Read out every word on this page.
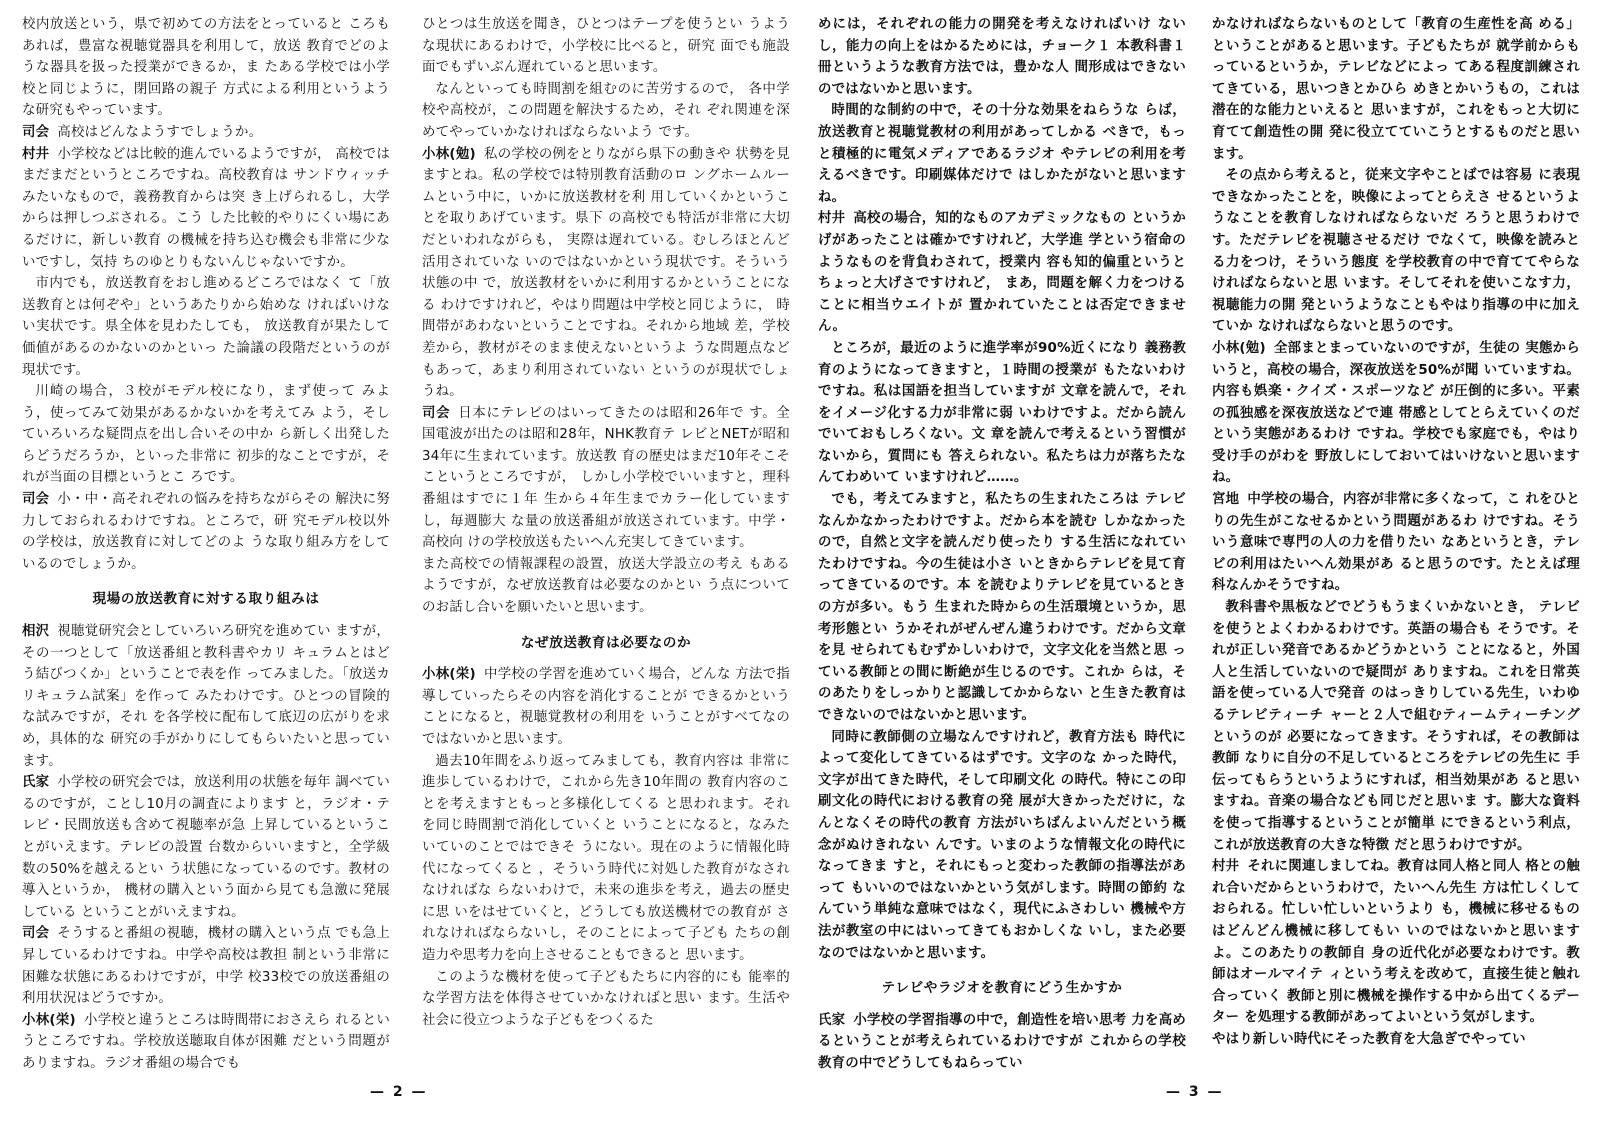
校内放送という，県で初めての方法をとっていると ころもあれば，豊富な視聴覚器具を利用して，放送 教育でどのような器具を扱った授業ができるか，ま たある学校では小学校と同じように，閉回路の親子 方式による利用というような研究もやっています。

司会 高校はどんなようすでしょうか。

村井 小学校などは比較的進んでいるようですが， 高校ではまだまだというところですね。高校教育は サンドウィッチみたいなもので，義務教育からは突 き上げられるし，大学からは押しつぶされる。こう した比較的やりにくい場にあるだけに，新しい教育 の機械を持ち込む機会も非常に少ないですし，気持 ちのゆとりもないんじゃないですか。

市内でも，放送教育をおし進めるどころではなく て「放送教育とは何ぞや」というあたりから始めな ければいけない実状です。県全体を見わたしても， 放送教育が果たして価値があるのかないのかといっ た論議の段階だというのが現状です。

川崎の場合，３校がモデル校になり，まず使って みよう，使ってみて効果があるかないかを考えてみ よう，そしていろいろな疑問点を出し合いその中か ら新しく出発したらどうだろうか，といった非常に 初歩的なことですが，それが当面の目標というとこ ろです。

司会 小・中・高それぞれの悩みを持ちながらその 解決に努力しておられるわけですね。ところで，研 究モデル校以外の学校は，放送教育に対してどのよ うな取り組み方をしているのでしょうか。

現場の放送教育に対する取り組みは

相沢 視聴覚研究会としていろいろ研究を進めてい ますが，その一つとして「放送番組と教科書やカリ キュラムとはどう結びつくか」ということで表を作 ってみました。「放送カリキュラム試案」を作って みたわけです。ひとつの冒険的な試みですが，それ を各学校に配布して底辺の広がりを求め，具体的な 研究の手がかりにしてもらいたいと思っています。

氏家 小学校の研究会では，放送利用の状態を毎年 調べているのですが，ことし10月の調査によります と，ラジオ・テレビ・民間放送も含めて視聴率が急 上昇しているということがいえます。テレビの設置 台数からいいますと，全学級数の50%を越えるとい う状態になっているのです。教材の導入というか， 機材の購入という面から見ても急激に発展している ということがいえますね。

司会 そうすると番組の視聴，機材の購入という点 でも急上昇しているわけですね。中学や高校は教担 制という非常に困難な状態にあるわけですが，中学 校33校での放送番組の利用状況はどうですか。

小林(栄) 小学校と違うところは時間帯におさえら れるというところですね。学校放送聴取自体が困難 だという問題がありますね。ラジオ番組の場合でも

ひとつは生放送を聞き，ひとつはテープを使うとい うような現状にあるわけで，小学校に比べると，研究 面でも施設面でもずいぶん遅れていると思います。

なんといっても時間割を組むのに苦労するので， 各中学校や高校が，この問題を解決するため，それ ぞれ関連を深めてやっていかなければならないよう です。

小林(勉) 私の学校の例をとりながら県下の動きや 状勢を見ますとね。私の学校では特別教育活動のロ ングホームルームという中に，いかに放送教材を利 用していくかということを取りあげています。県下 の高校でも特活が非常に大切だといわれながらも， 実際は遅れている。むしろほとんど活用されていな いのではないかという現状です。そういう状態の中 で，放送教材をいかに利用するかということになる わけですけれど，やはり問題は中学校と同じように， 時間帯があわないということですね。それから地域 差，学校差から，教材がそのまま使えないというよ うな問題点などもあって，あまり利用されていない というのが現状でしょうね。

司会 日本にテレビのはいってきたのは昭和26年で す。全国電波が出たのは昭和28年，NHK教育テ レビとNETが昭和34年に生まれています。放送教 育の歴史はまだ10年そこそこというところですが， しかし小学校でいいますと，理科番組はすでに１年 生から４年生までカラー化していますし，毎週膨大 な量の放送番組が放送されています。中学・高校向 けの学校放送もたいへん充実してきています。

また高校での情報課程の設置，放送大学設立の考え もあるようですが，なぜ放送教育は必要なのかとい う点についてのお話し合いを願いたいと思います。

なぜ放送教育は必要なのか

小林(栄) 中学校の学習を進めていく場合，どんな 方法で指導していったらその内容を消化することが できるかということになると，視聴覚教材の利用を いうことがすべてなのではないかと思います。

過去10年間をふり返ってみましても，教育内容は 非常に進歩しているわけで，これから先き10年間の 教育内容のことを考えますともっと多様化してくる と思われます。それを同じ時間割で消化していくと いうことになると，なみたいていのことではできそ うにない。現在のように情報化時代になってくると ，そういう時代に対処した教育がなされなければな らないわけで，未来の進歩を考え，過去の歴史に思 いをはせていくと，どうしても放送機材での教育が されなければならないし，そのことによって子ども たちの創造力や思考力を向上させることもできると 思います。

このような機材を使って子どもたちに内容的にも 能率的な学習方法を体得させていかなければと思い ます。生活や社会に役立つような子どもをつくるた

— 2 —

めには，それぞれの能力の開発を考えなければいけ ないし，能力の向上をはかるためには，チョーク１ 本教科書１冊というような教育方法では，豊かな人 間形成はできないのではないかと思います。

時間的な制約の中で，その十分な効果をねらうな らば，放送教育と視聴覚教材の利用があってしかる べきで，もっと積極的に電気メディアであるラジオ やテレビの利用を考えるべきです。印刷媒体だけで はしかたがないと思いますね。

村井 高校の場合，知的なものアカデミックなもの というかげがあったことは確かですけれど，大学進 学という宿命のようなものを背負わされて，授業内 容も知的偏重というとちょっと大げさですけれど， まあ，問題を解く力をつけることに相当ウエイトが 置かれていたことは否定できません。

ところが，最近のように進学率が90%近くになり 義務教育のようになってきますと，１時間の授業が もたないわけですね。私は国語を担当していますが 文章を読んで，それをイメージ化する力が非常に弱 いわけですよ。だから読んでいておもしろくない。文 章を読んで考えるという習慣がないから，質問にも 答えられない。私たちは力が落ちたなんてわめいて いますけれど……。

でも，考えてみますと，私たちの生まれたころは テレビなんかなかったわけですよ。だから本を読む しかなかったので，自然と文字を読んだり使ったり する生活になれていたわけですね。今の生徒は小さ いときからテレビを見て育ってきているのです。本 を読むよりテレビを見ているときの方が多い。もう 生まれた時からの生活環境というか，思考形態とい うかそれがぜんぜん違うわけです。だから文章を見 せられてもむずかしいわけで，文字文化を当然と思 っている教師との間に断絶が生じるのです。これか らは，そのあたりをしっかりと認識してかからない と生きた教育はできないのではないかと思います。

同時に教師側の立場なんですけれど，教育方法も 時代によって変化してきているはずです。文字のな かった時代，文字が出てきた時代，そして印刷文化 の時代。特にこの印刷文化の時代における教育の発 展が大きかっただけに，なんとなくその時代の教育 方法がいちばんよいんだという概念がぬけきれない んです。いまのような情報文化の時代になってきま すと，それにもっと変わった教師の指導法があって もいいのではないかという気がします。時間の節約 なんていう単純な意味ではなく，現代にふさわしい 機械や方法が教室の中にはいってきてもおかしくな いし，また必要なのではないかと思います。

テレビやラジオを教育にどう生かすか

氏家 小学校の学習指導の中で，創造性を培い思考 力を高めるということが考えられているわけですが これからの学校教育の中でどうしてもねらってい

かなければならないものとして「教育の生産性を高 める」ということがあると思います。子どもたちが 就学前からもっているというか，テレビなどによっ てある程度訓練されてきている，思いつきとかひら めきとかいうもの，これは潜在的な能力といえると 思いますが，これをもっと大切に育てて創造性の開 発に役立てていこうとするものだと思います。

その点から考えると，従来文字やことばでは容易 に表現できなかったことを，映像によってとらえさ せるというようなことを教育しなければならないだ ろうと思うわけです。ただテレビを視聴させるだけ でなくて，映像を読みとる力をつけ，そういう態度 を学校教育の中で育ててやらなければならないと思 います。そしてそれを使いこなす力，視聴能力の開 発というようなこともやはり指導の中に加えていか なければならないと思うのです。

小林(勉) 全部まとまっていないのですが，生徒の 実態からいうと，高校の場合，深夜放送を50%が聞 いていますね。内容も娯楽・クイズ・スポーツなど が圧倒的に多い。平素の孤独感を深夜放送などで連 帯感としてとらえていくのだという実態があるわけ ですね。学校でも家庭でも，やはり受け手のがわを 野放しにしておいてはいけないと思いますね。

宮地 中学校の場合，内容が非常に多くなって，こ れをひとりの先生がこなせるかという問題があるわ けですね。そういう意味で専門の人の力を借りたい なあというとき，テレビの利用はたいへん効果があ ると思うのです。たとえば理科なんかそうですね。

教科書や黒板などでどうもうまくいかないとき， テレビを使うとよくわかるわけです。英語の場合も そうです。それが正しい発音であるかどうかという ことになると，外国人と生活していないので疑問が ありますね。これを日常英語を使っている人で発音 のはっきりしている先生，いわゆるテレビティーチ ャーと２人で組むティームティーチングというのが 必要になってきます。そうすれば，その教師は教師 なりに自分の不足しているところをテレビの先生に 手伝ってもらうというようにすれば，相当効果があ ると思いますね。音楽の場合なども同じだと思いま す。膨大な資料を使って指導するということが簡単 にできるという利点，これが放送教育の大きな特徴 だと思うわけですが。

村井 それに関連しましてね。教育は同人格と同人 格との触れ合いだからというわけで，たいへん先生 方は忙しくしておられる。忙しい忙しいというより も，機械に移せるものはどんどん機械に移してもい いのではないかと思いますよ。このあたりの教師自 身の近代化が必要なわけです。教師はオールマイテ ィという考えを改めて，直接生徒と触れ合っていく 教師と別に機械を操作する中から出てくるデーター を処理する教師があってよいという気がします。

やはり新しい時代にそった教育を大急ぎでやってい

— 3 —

STATED TASK: Look through the data and gather every line with the string "高校の場合" in it.

TASK SOLUTION:
村井 高校の場合，知的なものアカデミックなもの というかげがあったことは確かですけれど，大学進 学という宿命のようなものを背負わされて，授業内 容も知的偏重というとちょっと大げさですけれど， まあ，問題を解く力をつけることに相当ウエイトが 置かれていたことは否定できません。
小林(勉) 全部まとまっていないのですが，生徒の 実態からいうと，高校の場合，深夜放送を50%が聞 いていますね。内容も娯楽・クイズ・スポーツなど が圧倒的に多い。平素の孤独感を深夜放送などで連 帯感としてとらえていくのだという実態があるわけ ですね。学校でも家庭でも，やはり受け手のがわを 野放しにしておいてはいけないと思いますね。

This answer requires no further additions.